_WRITTEN EXERCISE_:
Records follow. Copy every line with "BIBLIOGRAPHIE".

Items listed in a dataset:
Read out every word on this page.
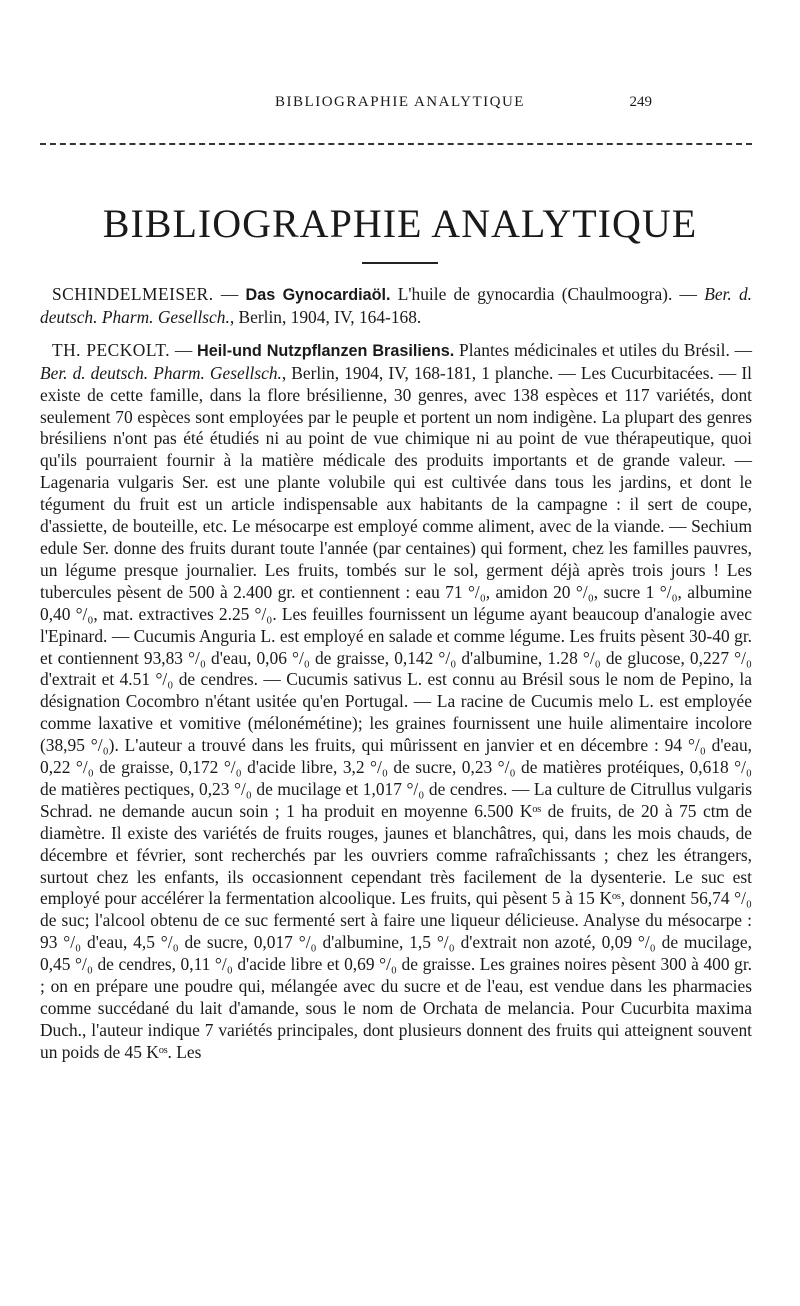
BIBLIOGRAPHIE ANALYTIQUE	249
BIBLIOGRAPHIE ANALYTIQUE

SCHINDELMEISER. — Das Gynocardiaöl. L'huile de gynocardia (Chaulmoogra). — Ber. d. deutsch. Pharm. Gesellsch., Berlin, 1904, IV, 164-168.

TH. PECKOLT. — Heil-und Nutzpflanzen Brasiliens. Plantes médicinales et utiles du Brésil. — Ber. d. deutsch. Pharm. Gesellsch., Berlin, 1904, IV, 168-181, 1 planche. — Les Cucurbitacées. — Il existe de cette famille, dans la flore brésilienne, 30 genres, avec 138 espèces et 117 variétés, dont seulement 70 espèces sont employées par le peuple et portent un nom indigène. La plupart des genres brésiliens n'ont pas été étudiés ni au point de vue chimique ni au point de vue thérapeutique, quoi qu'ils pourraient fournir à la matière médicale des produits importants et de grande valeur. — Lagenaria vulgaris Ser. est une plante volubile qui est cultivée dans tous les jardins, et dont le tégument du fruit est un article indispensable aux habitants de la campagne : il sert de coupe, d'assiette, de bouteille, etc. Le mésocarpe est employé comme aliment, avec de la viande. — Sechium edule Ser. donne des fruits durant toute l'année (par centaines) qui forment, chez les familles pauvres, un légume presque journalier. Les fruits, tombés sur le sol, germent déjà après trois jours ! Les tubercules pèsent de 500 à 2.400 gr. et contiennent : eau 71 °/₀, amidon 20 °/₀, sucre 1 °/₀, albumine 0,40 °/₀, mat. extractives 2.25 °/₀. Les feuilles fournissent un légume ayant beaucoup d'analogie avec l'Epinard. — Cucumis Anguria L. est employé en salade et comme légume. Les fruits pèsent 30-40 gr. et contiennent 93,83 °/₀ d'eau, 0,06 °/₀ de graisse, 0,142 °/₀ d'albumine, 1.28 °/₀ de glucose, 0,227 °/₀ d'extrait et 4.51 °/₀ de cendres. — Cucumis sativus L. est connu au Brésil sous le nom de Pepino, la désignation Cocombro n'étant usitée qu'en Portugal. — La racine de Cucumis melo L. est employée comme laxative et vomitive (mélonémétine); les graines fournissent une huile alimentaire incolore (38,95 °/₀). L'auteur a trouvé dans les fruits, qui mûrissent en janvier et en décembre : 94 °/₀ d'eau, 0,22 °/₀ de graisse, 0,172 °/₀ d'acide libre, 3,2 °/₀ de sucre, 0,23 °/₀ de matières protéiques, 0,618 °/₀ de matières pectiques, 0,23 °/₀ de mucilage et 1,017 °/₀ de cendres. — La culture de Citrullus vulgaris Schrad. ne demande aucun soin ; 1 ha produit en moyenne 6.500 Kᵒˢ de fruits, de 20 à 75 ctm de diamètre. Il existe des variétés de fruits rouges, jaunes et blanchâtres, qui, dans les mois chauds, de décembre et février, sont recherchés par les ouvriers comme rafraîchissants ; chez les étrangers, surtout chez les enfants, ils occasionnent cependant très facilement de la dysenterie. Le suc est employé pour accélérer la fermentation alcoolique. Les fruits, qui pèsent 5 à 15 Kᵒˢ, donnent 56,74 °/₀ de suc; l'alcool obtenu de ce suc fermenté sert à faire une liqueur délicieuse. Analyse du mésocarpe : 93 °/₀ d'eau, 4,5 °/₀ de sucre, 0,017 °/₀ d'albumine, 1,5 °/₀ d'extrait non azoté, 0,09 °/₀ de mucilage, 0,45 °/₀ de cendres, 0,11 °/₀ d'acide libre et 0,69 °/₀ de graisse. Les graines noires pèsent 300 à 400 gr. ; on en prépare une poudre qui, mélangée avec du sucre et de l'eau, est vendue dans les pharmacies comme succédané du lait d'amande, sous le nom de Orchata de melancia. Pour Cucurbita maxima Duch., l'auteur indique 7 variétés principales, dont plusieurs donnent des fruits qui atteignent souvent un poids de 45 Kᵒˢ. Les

--

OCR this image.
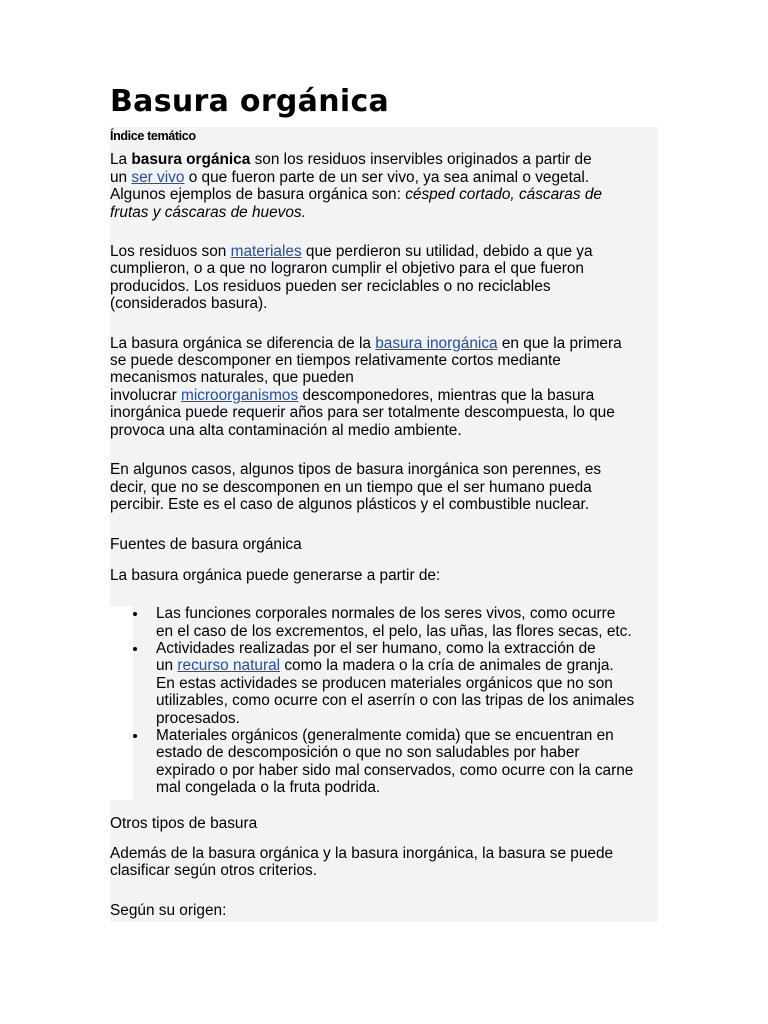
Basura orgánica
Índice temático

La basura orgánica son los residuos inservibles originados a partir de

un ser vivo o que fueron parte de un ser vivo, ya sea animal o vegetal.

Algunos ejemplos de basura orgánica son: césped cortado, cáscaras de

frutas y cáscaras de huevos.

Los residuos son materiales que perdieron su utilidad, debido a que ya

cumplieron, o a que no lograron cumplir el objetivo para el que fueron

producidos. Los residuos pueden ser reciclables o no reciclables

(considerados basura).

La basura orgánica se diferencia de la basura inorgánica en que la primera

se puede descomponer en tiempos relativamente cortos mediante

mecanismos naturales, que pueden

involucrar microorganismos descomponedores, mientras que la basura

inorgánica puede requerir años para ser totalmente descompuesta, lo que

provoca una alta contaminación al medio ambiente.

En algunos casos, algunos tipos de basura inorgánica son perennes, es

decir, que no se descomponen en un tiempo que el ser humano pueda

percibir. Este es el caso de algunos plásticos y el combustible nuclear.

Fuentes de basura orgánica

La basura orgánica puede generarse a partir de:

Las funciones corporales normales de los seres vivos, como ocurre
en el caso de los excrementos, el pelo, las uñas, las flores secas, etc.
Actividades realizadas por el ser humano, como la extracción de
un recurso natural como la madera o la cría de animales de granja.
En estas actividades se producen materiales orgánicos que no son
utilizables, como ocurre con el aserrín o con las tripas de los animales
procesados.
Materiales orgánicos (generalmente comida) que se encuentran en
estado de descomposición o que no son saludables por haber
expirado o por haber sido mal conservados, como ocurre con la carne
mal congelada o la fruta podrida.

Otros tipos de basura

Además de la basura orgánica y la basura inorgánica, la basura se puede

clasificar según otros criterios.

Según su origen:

_REPLY TO THE TASK_:
BIBLIOGRAPHIE ANALYTIQUE	249
BIBLIOGRAPHIE ANALYTIQUE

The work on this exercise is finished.